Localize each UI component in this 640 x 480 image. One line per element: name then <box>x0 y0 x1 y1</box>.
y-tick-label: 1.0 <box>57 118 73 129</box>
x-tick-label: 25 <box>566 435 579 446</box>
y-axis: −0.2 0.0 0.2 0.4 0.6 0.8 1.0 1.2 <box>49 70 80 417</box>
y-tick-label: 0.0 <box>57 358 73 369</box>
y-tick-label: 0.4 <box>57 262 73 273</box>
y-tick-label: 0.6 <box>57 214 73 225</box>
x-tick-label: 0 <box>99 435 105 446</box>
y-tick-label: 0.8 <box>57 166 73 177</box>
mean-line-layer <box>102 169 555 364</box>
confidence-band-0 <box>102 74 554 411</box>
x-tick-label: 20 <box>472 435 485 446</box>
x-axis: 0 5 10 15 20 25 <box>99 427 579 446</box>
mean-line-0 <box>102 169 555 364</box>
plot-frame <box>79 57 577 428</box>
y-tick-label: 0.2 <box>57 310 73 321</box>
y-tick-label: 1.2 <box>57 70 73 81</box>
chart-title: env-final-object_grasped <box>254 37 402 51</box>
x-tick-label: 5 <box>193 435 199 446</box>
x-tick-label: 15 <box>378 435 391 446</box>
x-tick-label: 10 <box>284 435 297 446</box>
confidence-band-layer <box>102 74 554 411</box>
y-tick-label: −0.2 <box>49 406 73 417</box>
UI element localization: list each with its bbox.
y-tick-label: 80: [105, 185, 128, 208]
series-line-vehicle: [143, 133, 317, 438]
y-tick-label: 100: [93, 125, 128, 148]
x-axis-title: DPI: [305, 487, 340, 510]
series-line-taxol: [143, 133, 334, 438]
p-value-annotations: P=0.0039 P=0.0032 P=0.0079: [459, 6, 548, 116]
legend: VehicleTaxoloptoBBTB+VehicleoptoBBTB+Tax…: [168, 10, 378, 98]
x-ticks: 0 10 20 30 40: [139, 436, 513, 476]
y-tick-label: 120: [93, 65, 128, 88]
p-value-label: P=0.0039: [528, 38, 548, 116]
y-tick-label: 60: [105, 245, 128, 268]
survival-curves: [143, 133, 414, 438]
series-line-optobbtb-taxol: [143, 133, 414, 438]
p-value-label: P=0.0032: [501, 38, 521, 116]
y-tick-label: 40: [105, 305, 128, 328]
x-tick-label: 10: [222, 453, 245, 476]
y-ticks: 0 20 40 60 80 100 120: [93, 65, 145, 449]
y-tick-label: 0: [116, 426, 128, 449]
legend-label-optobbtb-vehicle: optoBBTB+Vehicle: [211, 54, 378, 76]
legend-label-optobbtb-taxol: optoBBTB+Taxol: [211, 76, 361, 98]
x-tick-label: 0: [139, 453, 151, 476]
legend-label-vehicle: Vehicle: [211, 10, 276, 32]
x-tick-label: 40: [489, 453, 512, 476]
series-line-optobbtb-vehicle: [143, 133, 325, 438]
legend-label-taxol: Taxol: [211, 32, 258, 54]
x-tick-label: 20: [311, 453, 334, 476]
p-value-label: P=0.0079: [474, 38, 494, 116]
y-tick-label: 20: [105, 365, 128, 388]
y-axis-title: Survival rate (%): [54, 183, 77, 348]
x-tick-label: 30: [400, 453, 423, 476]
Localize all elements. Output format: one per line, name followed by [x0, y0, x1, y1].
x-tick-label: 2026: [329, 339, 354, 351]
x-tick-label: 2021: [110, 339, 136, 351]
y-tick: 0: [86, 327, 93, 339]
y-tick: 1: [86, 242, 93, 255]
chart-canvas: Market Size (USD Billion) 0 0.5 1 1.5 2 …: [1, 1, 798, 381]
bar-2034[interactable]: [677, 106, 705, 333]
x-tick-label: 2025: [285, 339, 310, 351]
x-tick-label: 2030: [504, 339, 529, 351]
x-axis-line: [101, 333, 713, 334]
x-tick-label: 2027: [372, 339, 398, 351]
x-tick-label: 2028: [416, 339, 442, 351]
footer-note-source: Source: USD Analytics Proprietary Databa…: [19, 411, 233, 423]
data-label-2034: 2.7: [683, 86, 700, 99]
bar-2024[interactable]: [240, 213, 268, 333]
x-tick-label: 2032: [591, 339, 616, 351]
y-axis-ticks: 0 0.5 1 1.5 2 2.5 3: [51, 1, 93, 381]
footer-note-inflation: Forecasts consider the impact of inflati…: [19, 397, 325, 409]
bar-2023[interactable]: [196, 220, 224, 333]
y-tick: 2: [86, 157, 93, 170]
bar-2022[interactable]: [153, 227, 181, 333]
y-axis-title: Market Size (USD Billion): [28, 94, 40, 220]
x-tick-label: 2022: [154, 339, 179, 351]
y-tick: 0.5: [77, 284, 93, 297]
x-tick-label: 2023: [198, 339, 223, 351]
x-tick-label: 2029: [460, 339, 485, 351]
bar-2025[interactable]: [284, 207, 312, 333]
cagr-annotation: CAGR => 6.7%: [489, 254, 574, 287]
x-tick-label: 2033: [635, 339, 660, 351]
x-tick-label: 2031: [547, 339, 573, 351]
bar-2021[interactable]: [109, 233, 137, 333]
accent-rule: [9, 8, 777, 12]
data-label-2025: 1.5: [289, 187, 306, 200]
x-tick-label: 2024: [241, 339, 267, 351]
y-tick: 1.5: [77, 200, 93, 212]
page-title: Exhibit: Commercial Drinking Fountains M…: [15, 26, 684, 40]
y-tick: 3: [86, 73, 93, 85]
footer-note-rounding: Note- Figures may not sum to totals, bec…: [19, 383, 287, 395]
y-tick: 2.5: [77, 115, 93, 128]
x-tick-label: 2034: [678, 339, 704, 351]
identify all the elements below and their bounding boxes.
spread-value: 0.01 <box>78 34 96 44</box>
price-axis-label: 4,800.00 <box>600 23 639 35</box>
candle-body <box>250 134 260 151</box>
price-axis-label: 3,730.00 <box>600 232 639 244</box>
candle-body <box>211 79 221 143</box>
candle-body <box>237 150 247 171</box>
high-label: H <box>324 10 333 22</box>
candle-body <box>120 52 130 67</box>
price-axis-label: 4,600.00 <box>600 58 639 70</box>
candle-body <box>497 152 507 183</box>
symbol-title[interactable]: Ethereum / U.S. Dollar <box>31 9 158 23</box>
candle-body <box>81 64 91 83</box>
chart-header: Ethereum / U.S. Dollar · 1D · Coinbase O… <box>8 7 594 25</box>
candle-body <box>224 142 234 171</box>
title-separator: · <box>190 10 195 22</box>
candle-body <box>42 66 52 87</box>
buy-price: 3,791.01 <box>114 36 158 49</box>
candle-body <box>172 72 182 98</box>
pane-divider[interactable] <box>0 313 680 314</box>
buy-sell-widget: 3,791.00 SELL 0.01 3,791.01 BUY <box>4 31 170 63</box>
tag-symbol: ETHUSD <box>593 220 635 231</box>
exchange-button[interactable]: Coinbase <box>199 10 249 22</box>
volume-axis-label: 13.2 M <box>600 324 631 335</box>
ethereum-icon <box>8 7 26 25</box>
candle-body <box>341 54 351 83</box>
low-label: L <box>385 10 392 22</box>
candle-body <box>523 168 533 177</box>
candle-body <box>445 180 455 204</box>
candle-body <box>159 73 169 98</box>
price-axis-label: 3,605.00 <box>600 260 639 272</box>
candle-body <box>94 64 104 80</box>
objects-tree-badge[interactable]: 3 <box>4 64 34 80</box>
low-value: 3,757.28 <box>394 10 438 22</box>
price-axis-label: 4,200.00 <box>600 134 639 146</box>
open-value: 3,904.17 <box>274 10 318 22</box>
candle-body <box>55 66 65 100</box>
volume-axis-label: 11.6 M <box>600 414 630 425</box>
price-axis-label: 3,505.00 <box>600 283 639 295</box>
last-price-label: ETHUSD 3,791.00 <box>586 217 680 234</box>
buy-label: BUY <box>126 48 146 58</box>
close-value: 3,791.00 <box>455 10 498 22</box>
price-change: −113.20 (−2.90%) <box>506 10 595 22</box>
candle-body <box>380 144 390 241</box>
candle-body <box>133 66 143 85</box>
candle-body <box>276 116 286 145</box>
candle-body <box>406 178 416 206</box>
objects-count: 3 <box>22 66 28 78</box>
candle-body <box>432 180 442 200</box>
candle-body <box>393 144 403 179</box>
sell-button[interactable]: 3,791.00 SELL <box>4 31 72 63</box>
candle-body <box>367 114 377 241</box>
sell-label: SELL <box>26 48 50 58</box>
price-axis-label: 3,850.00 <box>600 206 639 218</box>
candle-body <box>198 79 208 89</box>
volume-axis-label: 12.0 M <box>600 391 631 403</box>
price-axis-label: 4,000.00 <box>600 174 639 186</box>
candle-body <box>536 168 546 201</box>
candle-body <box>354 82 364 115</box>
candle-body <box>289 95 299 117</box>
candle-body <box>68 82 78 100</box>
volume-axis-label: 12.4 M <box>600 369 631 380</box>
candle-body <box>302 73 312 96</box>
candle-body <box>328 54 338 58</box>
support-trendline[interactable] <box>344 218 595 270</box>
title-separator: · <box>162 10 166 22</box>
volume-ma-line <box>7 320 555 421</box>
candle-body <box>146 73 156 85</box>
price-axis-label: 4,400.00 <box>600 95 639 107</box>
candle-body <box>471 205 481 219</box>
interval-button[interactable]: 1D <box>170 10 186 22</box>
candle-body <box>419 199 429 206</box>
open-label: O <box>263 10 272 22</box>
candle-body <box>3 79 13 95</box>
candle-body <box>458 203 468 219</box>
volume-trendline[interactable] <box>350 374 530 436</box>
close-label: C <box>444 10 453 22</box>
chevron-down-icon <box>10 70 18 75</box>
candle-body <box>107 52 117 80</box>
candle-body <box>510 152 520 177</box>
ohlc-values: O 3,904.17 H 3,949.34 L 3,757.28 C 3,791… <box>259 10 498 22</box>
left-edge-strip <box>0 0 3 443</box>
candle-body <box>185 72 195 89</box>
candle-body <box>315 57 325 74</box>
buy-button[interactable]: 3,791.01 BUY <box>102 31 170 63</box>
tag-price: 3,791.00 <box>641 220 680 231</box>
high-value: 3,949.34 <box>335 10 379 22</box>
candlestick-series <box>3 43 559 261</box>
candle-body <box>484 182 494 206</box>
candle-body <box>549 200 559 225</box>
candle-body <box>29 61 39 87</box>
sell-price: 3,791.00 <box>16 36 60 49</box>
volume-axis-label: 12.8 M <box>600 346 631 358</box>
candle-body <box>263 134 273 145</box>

_ _ _ _ _ _ _

# INSTRUCCIÓN ESCRITA
Cambia "component" por "widget" en los ítems que van desde el comienzo hasta la línea que contiene "y-tick-label: 0.0 <box>57 358 73 369</box>", ambas incluidas, y reproduce solo ese tramo sin ninguna otra modificación.

# RESPUESTA ESCRITA
Localize each UI widget in this 640 x 480 image. One line per element: name then <box>x0 y0 x1 y1</box>.
y-tick-label: 1.0 <box>57 118 73 129</box>
x-tick-label: 25 <box>566 435 579 446</box>
y-axis: −0.2 0.0 0.2 0.4 0.6 0.8 1.0 1.2 <box>49 70 80 417</box>
y-tick-label: 0.0 <box>57 358 73 369</box>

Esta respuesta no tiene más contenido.